--- BEGIN Data section ---
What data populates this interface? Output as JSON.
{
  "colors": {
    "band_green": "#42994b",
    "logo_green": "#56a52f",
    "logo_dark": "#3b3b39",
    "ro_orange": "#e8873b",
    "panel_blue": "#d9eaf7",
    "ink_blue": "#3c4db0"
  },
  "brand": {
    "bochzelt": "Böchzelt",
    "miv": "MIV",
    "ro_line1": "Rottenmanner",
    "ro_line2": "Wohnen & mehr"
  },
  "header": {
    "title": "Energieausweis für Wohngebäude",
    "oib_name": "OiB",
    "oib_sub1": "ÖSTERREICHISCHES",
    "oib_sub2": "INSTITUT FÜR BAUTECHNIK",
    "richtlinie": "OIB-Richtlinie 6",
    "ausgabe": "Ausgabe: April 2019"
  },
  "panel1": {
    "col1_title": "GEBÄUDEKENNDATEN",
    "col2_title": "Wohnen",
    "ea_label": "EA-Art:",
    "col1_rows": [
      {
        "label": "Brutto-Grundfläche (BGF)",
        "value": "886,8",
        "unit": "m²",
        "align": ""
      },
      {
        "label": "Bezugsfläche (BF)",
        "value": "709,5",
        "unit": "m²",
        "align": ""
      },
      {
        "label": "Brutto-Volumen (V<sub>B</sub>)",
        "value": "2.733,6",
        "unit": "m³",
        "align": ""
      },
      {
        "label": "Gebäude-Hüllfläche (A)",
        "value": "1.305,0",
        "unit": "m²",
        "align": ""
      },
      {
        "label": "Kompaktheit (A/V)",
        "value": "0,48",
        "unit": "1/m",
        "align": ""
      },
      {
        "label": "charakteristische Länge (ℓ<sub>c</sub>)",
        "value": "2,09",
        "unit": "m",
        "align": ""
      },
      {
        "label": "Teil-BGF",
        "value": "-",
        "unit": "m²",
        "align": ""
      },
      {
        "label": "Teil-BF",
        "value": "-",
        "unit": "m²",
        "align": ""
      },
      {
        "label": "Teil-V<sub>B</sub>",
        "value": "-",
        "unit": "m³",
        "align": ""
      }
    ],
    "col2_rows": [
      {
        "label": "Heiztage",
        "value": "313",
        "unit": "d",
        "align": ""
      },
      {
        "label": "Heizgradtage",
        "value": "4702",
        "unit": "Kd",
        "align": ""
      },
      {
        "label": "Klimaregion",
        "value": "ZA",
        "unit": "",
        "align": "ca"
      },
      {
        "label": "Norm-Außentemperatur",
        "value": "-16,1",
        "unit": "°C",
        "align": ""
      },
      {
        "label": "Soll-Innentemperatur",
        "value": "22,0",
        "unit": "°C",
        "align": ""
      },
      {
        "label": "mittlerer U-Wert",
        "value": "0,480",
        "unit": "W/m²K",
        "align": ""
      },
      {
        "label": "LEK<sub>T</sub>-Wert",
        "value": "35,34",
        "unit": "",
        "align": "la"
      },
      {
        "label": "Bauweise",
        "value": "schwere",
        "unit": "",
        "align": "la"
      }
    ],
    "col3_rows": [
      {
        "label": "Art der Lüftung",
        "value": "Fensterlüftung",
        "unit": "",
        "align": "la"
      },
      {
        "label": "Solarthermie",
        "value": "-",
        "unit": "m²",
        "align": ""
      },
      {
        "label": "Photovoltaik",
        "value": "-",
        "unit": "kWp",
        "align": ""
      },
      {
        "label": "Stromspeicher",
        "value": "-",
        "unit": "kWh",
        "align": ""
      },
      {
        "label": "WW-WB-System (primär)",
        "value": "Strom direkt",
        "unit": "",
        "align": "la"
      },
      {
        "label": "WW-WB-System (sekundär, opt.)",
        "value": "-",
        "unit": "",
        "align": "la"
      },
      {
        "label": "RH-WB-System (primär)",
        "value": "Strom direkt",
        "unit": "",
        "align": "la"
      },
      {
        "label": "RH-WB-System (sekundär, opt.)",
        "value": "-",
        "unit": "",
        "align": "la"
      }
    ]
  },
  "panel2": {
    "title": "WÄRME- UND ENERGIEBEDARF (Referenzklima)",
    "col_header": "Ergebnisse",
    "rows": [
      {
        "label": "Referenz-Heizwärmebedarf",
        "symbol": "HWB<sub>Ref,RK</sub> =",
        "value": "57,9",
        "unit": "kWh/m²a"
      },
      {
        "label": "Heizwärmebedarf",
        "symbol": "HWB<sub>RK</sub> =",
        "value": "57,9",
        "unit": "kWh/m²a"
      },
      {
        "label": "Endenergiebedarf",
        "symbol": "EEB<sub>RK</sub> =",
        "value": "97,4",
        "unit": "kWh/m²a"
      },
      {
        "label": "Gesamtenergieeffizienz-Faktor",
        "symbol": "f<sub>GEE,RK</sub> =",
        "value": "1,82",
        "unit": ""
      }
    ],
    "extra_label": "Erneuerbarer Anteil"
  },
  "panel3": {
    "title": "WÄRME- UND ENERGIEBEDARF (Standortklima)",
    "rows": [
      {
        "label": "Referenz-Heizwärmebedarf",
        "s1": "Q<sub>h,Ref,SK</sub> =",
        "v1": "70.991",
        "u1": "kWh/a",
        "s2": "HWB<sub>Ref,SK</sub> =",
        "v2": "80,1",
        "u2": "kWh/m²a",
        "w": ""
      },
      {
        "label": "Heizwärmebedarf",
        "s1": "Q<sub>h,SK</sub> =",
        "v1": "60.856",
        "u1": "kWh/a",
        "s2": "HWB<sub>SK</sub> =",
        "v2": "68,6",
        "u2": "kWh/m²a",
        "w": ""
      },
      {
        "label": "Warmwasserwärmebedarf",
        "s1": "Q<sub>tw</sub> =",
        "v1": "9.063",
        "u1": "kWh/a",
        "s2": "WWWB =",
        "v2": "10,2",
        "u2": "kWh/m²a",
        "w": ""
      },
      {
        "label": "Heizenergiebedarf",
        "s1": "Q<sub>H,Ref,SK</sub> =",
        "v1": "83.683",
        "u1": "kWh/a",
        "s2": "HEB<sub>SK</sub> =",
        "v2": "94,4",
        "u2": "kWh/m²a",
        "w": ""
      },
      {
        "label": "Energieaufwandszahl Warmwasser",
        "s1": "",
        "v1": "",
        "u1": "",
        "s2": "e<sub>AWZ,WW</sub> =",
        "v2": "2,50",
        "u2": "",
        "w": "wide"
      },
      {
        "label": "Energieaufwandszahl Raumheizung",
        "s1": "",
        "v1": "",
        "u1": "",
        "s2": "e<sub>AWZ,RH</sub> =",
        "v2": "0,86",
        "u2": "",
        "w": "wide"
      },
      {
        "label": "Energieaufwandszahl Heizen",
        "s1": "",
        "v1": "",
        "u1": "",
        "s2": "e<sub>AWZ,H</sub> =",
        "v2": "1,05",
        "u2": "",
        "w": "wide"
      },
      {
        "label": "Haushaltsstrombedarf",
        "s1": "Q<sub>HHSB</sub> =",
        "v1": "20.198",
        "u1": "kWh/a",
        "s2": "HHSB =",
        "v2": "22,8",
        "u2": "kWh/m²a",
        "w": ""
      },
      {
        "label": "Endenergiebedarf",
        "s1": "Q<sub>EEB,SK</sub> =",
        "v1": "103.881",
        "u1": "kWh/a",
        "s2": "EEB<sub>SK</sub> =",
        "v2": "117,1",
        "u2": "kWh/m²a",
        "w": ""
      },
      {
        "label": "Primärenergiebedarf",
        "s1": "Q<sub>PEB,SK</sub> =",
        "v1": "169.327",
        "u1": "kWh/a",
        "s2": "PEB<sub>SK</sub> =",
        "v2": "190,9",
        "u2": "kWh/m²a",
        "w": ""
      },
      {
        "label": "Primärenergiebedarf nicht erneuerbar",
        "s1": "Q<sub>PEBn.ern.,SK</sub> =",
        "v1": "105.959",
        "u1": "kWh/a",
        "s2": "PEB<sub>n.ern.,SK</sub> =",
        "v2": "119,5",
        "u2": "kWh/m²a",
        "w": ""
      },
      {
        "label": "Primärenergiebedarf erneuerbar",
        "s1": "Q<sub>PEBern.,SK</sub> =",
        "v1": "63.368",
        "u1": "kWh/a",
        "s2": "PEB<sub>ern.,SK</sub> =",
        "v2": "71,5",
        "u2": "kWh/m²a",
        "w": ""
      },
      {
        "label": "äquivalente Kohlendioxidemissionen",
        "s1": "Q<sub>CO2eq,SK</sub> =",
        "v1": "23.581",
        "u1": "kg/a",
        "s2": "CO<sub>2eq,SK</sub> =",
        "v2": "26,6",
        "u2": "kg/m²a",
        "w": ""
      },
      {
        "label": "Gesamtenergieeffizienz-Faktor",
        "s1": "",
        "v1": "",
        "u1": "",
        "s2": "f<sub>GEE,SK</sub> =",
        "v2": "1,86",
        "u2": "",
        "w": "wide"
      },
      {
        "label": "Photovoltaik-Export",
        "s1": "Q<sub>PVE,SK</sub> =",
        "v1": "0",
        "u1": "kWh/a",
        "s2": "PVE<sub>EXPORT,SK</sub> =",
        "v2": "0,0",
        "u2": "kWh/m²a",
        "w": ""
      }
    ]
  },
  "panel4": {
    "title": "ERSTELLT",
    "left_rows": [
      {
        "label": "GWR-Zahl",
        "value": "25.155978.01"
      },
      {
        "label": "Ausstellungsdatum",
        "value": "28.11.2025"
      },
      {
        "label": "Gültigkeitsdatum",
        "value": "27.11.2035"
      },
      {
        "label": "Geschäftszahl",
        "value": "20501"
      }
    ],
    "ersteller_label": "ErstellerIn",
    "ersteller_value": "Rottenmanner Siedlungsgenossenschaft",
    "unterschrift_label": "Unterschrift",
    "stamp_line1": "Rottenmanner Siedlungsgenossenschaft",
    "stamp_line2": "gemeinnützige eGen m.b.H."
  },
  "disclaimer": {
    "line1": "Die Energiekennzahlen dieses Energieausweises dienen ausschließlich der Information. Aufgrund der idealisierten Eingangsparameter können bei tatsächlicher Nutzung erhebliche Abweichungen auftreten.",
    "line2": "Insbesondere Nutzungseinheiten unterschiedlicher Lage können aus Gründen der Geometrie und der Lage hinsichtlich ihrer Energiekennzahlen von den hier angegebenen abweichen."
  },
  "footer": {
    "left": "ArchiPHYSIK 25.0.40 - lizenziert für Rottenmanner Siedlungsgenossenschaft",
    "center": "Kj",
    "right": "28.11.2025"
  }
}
--- END Data section ---
Given task
Take every line above carrying "Primärenergiebedarf" and return it.

Result of the exercise
        "label": "Primärenergiebedarf",
        "label": "Primärenergiebedarf nicht erneuerbar",
        "label": "Primärenergiebedarf erneuerbar",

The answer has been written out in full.